Data records:

- - - -

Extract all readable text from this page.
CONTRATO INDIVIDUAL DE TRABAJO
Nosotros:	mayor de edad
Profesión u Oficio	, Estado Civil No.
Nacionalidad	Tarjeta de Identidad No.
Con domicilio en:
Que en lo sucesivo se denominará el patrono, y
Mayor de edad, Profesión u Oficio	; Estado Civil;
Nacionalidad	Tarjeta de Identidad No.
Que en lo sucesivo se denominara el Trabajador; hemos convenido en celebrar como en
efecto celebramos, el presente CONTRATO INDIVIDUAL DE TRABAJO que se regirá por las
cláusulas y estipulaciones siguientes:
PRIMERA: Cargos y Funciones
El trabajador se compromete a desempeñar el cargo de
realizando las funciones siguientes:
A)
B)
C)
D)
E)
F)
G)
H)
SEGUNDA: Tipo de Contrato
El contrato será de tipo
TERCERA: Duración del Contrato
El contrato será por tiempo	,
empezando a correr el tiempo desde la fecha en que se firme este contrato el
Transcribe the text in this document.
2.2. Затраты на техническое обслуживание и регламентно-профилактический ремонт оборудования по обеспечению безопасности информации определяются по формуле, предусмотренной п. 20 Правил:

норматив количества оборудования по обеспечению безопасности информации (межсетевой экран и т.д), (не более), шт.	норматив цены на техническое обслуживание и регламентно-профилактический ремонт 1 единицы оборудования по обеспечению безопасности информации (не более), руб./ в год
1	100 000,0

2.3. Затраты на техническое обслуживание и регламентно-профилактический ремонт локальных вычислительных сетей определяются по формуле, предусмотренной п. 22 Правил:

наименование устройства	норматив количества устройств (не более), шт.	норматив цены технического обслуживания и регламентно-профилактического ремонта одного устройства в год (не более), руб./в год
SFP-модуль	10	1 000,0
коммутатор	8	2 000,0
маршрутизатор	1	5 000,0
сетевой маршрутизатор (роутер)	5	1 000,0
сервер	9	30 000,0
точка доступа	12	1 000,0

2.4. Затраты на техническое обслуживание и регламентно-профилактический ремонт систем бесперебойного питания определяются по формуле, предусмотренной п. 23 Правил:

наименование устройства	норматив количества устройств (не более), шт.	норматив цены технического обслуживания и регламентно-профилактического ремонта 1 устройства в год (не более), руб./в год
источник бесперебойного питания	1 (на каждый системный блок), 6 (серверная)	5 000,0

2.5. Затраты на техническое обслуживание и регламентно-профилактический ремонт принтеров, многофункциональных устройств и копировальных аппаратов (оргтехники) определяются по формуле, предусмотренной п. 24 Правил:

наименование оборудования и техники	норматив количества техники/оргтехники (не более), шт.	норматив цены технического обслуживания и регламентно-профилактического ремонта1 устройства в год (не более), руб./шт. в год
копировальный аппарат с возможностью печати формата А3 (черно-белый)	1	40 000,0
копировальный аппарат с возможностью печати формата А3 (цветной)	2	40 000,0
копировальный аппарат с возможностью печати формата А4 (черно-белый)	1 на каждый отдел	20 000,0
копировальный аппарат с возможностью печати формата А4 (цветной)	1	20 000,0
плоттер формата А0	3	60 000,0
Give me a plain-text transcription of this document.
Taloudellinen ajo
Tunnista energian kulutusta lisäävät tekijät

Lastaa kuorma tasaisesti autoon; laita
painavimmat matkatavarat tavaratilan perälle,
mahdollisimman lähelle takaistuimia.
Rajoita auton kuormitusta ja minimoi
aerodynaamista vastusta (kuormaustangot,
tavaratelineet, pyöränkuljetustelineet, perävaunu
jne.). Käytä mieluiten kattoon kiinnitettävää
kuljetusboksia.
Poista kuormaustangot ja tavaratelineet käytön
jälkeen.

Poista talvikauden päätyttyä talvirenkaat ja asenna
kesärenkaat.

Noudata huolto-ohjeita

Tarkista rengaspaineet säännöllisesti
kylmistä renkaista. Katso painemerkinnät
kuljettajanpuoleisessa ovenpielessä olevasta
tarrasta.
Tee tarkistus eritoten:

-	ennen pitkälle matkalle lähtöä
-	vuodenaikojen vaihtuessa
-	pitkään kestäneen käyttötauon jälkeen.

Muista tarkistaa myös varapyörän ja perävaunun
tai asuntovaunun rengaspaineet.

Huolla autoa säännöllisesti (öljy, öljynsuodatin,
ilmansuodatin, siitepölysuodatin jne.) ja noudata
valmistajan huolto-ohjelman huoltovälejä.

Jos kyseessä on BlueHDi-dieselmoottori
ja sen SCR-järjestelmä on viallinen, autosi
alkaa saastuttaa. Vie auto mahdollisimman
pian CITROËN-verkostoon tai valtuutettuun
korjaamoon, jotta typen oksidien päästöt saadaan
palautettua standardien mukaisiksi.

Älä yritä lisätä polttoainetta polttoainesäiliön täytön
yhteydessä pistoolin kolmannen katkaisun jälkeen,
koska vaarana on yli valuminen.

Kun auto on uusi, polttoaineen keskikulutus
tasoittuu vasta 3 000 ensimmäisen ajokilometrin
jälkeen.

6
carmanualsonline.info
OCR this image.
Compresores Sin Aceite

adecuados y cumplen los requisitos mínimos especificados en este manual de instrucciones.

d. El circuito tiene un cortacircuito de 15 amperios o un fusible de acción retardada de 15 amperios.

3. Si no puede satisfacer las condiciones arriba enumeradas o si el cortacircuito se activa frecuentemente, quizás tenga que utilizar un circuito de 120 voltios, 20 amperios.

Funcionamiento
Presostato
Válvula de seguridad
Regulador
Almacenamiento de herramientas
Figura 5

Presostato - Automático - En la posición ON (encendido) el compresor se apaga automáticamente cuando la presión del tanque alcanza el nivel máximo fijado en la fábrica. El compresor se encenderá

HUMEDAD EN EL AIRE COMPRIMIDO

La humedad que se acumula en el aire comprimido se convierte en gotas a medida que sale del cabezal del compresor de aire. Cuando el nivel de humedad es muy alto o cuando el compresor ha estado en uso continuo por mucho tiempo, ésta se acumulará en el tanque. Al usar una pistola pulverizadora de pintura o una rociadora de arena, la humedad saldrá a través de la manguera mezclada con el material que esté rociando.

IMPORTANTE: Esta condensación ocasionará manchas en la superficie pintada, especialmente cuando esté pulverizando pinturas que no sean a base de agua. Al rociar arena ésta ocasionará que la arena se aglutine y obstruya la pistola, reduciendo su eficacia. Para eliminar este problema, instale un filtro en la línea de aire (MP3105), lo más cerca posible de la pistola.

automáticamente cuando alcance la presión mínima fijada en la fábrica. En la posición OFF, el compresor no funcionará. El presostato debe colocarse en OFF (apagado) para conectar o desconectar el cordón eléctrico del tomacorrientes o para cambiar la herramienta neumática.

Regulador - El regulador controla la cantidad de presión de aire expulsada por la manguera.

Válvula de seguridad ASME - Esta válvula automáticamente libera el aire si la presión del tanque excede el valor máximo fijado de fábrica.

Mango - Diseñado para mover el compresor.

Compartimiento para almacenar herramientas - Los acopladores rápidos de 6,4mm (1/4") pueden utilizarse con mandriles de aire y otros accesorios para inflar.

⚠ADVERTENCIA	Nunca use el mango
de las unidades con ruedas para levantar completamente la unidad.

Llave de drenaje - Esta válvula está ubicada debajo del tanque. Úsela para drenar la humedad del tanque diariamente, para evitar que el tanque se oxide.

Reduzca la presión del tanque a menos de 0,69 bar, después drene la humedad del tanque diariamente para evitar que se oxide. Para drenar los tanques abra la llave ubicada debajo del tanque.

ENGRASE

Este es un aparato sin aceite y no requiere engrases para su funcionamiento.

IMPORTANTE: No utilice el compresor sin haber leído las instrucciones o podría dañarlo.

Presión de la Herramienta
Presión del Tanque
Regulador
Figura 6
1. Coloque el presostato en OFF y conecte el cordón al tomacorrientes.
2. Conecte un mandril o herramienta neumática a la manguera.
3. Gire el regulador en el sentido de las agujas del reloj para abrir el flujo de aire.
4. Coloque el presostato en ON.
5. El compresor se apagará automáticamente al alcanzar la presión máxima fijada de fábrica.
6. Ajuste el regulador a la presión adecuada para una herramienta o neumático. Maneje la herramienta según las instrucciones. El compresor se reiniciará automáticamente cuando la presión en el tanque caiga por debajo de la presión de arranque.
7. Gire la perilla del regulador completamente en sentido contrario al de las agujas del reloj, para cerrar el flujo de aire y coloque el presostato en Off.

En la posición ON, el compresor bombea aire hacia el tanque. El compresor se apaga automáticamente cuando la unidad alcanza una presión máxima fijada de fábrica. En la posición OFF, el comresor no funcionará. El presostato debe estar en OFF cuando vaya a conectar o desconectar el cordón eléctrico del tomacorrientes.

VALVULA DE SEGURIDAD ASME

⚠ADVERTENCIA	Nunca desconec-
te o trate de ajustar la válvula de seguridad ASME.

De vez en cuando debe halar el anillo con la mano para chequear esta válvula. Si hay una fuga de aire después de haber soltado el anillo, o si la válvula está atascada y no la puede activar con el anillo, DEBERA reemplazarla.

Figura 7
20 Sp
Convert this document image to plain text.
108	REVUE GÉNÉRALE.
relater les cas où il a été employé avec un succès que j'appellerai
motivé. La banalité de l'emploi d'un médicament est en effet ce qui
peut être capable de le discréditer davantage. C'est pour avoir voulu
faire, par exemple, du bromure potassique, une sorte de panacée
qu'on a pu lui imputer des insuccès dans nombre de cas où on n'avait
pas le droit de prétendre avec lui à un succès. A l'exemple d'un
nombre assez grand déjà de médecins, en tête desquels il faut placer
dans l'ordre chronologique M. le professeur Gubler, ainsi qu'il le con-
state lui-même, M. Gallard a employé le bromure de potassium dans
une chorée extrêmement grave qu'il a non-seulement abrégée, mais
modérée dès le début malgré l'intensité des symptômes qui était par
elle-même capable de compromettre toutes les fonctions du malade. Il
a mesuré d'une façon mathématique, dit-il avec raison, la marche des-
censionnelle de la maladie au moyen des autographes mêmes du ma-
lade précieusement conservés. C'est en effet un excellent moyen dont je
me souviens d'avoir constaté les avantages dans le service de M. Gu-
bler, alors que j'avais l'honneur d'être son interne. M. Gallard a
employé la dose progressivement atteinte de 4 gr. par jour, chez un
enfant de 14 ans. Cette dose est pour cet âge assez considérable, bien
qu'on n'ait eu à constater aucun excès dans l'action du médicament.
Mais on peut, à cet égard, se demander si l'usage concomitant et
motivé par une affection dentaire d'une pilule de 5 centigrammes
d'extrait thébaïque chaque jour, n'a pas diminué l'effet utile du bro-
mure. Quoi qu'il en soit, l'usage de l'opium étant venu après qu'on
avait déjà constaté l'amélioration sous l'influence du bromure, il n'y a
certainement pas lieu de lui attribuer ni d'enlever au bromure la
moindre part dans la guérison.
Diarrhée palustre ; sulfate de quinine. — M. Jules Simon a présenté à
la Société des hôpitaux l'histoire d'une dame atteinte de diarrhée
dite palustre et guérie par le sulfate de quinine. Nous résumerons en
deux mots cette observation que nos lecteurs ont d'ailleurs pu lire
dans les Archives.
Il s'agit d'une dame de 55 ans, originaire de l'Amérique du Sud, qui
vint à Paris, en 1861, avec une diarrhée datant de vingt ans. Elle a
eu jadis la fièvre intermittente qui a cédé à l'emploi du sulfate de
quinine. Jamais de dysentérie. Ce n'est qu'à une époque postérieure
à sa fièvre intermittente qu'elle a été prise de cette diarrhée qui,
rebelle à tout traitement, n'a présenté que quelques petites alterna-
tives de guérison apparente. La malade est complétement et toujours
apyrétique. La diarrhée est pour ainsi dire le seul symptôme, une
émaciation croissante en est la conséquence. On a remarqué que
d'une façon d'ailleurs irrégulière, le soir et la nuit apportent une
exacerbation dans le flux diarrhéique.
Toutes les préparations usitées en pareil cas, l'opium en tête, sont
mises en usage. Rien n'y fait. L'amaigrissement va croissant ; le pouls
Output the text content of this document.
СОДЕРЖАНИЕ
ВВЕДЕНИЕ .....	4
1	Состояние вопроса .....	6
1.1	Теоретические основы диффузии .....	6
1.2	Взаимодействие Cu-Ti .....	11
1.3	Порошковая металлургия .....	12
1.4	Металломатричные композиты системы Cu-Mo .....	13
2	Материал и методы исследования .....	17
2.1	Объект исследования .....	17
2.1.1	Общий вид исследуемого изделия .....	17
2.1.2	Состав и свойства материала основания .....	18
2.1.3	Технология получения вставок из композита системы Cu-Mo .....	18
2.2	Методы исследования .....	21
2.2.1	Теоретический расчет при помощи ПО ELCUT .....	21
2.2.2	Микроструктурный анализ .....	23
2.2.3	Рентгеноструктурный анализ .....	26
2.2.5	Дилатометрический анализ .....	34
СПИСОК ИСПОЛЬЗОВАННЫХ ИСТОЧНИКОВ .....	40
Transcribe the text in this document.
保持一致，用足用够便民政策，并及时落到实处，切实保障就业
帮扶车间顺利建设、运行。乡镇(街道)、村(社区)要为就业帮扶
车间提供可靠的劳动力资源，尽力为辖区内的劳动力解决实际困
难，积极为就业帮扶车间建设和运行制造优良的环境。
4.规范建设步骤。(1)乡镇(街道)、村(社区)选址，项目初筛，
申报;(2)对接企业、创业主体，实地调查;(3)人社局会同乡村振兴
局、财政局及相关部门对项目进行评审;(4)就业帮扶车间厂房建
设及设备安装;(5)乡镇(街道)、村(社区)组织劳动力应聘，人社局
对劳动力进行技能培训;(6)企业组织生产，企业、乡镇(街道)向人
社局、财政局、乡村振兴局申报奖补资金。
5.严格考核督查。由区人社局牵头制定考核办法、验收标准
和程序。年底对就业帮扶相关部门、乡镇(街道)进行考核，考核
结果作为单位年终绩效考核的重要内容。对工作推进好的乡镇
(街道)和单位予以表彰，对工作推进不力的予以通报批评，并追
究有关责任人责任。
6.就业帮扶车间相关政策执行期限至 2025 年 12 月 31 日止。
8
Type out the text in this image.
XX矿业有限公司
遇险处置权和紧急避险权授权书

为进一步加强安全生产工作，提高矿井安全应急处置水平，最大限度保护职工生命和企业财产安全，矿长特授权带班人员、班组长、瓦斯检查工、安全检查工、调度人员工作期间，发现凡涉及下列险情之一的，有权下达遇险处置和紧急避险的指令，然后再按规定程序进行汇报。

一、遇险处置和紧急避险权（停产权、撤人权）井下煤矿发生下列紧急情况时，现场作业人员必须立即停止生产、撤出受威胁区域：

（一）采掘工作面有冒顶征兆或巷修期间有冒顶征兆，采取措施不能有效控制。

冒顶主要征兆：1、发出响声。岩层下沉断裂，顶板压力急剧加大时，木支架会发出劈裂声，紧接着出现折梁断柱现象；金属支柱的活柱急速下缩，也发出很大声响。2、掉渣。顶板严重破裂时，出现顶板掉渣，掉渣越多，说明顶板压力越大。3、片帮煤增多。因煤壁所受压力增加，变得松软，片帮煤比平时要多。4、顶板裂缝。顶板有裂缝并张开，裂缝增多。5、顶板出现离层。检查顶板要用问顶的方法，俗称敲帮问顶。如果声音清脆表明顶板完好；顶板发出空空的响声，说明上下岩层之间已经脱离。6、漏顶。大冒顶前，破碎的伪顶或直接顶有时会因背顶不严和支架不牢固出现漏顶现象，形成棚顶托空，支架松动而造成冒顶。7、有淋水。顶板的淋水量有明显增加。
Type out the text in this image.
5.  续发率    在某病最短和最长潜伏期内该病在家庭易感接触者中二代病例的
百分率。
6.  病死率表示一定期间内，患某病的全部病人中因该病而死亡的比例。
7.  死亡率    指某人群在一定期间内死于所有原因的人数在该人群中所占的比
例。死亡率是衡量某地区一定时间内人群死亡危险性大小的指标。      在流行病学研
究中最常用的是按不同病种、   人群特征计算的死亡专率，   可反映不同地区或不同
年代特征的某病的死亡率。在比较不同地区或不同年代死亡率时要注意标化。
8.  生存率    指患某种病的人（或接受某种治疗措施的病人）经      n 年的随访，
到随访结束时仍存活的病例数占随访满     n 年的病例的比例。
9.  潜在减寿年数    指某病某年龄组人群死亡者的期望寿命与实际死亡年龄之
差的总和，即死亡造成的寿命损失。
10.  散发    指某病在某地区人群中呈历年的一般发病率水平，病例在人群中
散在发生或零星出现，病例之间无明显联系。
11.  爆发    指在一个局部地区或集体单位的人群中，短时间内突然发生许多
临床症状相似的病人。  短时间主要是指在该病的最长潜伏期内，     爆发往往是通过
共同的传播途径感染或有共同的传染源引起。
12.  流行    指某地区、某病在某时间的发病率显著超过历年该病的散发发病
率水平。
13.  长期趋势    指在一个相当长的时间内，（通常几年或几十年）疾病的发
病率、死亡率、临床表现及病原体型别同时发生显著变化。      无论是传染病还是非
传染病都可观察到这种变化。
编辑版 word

- - - -

■ Stated problem ■
State how many lines of the listing include "moyen", and nothing more.

■ Final result ■
2